__GIVEN RECORDS__:
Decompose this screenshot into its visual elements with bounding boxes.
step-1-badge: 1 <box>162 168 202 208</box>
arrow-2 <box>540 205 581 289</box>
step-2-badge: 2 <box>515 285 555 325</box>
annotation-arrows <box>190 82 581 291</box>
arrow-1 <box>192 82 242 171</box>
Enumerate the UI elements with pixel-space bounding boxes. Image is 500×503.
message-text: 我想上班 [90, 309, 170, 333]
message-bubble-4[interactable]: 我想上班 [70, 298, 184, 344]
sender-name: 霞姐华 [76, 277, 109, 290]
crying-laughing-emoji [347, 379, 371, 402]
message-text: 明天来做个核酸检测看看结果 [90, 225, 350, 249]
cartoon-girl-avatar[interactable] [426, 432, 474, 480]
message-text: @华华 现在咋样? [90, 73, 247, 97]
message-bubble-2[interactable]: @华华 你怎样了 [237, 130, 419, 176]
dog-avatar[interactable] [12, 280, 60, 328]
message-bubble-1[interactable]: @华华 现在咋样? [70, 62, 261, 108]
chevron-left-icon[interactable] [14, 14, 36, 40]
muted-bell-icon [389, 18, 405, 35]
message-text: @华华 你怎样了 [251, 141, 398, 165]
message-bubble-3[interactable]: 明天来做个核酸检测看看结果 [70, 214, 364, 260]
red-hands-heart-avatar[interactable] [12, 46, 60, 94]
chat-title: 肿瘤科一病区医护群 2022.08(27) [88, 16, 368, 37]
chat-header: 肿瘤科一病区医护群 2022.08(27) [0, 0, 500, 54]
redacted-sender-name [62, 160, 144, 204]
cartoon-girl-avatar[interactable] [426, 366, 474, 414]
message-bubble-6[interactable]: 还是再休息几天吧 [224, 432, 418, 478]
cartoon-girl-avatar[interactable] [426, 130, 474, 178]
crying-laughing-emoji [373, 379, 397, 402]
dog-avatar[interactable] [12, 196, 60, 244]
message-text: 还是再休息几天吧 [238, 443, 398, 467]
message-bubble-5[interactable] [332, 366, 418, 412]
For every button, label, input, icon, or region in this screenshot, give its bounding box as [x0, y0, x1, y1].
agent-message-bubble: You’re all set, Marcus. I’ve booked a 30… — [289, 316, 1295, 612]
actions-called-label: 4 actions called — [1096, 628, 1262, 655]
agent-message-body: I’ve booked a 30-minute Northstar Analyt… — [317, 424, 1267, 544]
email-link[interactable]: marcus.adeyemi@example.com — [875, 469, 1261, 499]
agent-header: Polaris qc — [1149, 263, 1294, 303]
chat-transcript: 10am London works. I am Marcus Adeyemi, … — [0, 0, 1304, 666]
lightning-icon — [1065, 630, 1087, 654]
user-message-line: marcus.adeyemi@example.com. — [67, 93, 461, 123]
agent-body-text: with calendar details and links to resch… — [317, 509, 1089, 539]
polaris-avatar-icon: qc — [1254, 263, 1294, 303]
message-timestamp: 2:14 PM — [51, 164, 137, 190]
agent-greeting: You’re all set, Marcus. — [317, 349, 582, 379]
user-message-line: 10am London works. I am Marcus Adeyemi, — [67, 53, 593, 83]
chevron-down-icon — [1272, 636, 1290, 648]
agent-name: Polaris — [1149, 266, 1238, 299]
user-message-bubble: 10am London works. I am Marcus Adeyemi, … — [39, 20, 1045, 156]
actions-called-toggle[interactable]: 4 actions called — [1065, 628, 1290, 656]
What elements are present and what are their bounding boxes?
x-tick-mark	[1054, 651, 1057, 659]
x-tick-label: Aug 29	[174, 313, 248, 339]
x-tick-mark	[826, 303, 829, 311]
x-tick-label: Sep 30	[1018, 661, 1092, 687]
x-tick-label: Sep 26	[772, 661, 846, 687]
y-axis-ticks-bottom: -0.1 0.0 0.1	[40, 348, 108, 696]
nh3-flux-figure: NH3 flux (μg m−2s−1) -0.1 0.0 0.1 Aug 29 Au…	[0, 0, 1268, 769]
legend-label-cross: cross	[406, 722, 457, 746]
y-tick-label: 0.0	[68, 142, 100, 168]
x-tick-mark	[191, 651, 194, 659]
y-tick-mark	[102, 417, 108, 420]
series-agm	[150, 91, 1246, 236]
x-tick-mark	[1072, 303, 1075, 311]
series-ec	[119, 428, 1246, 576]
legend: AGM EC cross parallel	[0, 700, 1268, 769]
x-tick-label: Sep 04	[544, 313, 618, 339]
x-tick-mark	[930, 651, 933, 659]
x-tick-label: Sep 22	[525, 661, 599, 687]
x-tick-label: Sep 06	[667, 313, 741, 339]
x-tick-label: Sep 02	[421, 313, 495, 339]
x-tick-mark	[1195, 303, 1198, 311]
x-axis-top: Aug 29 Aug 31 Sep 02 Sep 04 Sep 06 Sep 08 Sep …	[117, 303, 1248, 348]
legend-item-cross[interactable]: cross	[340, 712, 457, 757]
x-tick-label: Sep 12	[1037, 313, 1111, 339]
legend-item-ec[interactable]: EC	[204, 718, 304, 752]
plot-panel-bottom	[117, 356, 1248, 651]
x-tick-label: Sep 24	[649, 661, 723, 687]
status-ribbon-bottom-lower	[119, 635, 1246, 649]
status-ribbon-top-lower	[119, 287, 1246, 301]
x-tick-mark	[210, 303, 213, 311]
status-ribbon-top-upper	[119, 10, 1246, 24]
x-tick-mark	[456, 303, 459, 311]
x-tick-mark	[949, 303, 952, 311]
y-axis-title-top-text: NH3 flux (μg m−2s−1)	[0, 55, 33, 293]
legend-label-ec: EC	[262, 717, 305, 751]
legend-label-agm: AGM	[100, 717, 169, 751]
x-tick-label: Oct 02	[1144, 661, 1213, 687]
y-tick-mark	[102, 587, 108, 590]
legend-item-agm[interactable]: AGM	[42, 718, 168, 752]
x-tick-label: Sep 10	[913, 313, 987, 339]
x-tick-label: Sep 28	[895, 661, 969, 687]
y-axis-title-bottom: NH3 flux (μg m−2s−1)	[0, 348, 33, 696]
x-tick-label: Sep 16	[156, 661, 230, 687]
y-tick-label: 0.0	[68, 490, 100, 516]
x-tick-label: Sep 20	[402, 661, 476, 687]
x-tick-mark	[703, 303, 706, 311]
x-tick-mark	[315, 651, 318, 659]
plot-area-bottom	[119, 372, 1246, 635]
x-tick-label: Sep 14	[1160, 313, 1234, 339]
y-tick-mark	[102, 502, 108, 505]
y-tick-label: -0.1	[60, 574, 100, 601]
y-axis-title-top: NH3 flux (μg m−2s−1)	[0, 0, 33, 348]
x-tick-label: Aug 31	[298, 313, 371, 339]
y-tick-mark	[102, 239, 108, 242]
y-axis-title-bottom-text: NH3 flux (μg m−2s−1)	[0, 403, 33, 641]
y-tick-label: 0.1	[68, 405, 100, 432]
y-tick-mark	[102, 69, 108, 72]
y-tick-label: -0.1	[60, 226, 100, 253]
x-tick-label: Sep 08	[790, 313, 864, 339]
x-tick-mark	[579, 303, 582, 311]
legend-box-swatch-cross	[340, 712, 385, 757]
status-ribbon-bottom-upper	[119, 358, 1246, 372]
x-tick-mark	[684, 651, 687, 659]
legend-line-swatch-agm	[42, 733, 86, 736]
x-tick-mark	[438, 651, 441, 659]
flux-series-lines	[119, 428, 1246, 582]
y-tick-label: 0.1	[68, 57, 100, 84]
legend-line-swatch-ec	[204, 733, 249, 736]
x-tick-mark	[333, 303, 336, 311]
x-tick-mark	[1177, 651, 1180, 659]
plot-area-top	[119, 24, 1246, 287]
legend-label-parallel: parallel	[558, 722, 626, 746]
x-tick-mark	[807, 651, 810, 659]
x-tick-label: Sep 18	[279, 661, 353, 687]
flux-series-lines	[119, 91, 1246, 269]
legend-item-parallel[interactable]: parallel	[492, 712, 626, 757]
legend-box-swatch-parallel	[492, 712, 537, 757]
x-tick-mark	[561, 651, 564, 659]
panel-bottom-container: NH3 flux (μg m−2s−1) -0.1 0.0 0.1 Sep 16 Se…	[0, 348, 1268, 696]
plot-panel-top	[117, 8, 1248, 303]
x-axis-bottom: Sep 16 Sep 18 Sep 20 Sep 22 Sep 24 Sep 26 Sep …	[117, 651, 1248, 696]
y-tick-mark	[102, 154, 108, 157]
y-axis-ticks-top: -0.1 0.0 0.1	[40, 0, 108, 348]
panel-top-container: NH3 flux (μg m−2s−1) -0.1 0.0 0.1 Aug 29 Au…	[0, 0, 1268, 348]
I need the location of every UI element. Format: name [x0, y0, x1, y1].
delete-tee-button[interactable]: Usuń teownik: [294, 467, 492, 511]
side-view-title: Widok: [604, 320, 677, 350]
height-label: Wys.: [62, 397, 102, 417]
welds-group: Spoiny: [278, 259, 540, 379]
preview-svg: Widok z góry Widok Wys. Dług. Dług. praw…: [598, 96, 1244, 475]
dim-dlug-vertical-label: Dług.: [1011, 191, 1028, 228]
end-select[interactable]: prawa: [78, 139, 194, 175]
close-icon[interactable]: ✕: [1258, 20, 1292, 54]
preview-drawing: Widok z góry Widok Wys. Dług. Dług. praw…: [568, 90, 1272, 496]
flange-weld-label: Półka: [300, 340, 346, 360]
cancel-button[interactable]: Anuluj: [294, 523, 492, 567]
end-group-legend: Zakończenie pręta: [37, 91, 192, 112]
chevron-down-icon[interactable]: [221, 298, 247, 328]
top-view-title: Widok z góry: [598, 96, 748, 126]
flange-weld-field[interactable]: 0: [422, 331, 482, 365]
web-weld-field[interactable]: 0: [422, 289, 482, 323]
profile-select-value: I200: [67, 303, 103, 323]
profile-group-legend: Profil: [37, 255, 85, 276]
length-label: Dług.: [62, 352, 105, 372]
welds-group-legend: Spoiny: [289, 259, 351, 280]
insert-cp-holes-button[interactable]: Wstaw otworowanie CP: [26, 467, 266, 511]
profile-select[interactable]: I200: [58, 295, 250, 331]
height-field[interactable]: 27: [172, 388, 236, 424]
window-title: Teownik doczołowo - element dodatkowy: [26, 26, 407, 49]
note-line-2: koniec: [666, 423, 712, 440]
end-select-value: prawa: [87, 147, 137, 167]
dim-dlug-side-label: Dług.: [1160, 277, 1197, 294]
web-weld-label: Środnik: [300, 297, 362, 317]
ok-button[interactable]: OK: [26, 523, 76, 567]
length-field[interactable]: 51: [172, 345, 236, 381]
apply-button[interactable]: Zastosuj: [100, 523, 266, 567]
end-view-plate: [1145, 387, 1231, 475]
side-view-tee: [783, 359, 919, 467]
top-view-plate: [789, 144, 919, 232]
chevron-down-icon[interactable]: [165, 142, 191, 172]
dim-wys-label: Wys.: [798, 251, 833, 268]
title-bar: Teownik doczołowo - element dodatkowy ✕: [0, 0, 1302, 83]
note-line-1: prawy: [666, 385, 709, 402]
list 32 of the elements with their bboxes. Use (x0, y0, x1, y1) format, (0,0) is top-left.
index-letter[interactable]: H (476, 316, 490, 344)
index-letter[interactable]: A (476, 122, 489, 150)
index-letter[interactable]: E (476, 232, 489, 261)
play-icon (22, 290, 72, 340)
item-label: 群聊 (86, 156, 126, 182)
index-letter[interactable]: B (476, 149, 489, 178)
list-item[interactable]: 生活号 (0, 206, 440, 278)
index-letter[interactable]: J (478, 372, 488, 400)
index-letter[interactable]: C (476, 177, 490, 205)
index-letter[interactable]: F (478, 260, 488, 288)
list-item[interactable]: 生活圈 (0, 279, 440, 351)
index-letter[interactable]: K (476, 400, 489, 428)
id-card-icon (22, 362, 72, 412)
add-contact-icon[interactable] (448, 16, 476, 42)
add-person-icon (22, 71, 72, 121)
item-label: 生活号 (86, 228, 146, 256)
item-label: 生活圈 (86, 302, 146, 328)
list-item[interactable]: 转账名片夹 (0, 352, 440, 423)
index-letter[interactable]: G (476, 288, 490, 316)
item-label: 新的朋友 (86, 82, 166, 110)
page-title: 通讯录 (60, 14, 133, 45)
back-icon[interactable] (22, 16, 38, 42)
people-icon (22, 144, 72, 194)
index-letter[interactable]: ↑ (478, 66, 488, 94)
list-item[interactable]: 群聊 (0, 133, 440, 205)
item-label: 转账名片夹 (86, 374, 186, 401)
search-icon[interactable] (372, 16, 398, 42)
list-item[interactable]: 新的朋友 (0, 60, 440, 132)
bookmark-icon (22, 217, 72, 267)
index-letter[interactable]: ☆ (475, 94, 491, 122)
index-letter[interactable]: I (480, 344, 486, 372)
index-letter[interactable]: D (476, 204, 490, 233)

__PROBLEM DETAILS__:
Retype the stretch of items from the very start through the line containing "crying-laughing-emoji [373, 379, 397, 402]", keeping both ends and changing nothing.

__SOLUTION TO THIS PROBLEM__:
Decompose this screenshot into its visual elements with bounding boxes.
step-1-badge: 1 <box>162 168 202 208</box>
arrow-2 <box>540 205 581 289</box>
step-2-badge: 2 <box>515 285 555 325</box>
annotation-arrows <box>190 82 581 291</box>
arrow-1 <box>192 82 242 171</box>
Enumerate the UI elements with pixel-space bounding boxes. Image is 500×503.
message-text: 我想上班 [90, 309, 170, 333]
message-bubble-4[interactable]: 我想上班 [70, 298, 184, 344]
sender-name: 霞姐华 [76, 277, 109, 290]
crying-laughing-emoji [347, 379, 371, 402]
message-text: 明天来做个核酸检测看看结果 [90, 225, 350, 249]
cartoon-girl-avatar[interactable] [426, 432, 474, 480]
message-text: @华华 现在咋样? [90, 73, 247, 97]
message-bubble-2[interactable]: @华华 你怎样了 [237, 130, 419, 176]
dog-avatar[interactable] [12, 280, 60, 328]
message-bubble-1[interactable]: @华华 现在咋样? [70, 62, 261, 108]
chevron-left-icon[interactable] [14, 14, 36, 40]
muted-bell-icon [389, 18, 405, 35]
message-text: @华华 你怎样了 [251, 141, 398, 165]
message-bubble-3[interactable]: 明天来做个核酸检测看看结果 [70, 214, 364, 260]
red-hands-heart-avatar[interactable] [12, 46, 60, 94]
chat-title: 肿瘤科一病区医护群 2022.08(27) [88, 16, 368, 37]
chat-header: 肿瘤科一病区医护群 2022.08(27) [0, 0, 500, 54]
redacted-sender-name [62, 160, 144, 204]
cartoon-girl-avatar[interactable] [426, 366, 474, 414]
message-bubble-6[interactable]: 还是再休息几天吧 [224, 432, 418, 478]
cartoon-girl-avatar[interactable] [426, 130, 474, 178]
crying-laughing-emoji [373, 379, 397, 402]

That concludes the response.